*DIRECTIONS FOR THIS TASK:*
All entries should be output exactly as they stand.

[Stored data entries]
---*---
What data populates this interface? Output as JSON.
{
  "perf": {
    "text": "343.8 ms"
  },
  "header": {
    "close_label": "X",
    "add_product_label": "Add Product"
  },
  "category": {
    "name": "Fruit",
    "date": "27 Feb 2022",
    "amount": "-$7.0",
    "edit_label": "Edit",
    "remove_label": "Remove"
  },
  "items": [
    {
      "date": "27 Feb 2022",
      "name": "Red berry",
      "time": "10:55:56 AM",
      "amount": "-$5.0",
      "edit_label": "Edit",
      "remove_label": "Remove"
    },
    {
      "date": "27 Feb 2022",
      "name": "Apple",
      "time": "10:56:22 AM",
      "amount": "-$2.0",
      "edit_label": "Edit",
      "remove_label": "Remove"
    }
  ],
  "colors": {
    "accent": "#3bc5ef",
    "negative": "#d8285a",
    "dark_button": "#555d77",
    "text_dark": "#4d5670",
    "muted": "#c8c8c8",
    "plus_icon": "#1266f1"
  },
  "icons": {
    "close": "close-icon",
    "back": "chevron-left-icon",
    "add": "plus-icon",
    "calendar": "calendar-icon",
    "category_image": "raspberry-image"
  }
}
---*---
*RESPONSE:*
What data populates this interface? Output as JSON.
{
  "perf": {
    "text": "343.8 ms"
  },
  "header": {
    "close_label": "X",
    "add_product_label": "Add Product"
  },
  "category": {
    "name": "Fruit",
    "date": "27 Feb 2022",
    "amount": "-$7.0",
    "edit_label": "Edit",
    "remove_label": "Remove"
  },
  "items": [
    {
      "date": "27 Feb 2022",
      "name": "Red berry",
      "time": "10:55:56 AM",
      "amount": "-$5.0",
      "edit_label": "Edit",
      "remove_label": "Remove"
    },
    {
      "date": "27 Feb 2022",
      "name": "Apple",
      "time": "10:56:22 AM",
      "amount": "-$2.0",
      "edit_label": "Edit",
      "remove_label": "Remove"
    }
  ],
  "colors": {
    "accent": "#3bc5ef",
    "negative": "#d8285a",
    "dark_button": "#555d77",
    "text_dark": "#4d5670",
    "muted": "#c8c8c8",
    "plus_icon": "#1266f1"
  },
  "icons": {
    "close": "close-icon",
    "back": "chevron-left-icon",
    "add": "plus-icon",
    "calendar": "calendar-icon",
    "category_image": "raspberry-image"
  }
}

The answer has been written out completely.